== Data shown ==

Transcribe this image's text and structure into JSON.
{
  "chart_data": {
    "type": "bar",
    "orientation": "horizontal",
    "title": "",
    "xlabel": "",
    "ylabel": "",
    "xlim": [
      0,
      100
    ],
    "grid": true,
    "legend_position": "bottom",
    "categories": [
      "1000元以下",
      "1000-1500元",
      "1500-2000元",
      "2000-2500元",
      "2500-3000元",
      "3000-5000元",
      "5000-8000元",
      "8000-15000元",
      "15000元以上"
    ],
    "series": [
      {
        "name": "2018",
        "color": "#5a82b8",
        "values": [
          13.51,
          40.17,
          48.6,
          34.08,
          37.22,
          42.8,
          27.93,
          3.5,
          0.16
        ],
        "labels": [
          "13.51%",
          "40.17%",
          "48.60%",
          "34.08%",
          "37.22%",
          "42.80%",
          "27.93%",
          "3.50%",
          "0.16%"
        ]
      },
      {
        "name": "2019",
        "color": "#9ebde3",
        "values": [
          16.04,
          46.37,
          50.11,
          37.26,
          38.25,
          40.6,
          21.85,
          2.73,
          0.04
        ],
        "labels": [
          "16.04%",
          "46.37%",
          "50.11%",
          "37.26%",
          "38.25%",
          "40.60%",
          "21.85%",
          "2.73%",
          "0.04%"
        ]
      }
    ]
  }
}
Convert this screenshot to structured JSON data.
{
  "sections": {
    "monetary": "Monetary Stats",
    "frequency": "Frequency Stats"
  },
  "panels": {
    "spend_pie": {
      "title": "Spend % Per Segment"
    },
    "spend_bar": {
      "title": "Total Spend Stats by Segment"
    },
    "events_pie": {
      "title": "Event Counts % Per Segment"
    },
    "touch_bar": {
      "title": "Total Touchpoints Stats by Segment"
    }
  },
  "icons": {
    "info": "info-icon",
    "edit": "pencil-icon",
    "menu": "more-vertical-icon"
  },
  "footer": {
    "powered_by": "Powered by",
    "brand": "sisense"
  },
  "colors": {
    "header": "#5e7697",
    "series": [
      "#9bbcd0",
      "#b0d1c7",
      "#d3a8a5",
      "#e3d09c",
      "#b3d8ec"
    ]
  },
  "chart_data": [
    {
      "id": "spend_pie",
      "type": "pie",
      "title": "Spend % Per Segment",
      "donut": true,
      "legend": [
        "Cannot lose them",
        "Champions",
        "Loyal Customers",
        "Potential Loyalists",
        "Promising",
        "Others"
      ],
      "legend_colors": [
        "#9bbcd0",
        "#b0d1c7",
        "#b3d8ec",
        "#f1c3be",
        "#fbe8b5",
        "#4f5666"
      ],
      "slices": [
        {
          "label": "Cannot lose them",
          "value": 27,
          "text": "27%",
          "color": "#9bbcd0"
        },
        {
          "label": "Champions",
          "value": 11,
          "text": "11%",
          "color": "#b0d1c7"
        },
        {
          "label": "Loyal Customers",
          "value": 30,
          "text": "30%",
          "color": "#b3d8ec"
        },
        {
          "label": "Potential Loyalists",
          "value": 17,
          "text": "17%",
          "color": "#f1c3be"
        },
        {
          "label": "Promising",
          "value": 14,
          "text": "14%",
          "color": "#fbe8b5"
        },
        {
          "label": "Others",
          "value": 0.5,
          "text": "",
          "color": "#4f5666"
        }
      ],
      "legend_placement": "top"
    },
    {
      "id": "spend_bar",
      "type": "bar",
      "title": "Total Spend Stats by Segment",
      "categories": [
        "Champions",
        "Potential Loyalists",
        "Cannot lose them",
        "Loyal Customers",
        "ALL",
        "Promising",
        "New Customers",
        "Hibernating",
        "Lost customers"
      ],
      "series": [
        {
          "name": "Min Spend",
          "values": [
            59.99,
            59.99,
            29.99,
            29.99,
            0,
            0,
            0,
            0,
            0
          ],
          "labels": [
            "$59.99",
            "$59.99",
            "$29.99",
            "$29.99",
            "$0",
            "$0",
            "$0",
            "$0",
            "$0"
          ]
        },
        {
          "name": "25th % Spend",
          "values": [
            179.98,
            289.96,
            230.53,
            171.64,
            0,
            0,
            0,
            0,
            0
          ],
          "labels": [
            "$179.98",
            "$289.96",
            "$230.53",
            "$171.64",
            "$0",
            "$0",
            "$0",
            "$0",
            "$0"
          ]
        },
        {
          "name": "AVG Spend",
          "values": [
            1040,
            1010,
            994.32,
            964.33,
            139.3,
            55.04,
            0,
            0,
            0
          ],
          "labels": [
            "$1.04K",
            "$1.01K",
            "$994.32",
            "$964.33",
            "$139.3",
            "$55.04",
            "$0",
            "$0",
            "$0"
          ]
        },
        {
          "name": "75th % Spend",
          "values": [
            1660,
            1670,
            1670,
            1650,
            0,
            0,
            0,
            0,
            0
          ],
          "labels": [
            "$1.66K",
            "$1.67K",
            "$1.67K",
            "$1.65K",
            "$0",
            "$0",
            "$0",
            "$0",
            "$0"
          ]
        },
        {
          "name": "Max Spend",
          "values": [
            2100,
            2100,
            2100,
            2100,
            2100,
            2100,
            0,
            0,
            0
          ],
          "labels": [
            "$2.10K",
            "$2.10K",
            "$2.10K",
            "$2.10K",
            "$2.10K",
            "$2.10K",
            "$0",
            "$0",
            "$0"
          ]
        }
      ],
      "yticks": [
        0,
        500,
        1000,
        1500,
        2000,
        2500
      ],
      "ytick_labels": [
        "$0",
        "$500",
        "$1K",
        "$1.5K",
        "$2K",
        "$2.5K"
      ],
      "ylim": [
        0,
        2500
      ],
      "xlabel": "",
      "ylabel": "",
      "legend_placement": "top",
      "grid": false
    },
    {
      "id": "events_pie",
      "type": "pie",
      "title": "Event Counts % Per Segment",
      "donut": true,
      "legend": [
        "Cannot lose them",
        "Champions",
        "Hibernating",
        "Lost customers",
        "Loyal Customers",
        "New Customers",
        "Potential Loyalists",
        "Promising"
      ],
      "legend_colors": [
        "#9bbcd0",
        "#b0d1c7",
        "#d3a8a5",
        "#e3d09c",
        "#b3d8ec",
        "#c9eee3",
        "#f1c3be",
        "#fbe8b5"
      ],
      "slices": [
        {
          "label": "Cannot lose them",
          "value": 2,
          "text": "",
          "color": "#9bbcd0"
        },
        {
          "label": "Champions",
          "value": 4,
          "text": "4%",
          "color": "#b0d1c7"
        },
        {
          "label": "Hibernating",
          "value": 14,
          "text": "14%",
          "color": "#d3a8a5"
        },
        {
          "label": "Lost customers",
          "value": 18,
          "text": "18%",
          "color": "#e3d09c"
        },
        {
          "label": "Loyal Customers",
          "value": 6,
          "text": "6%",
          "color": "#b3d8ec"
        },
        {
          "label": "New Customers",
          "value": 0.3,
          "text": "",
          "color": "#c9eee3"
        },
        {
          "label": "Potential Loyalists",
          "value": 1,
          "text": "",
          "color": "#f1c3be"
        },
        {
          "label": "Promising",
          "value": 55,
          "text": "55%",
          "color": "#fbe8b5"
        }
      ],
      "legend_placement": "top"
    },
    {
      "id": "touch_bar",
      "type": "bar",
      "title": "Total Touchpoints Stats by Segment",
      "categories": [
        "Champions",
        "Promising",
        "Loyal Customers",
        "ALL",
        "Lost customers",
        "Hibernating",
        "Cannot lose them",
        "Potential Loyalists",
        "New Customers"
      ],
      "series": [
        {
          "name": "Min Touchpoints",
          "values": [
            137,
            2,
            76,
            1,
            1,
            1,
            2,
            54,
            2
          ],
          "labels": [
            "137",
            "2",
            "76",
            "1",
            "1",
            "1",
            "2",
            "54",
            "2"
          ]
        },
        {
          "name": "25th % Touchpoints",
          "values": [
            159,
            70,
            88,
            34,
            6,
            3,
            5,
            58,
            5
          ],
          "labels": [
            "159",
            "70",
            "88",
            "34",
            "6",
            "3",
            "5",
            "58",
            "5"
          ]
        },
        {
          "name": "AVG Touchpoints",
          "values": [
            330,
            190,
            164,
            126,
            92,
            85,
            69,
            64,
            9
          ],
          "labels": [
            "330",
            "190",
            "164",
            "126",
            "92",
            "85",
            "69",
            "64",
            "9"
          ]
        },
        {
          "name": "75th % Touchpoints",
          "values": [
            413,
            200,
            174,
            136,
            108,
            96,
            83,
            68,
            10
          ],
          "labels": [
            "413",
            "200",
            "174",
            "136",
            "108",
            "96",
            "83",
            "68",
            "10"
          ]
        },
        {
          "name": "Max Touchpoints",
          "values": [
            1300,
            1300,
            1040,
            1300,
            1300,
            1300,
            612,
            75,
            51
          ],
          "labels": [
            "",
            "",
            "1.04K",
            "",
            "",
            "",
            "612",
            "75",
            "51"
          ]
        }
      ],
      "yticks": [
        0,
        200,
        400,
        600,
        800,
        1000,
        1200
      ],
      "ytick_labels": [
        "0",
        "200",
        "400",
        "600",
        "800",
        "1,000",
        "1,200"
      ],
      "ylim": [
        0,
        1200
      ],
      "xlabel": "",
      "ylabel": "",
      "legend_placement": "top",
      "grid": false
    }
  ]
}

===

● **Task objective**
Count the lines that hold the string "Counts" and state that number alone.

● **Exercise answer**
2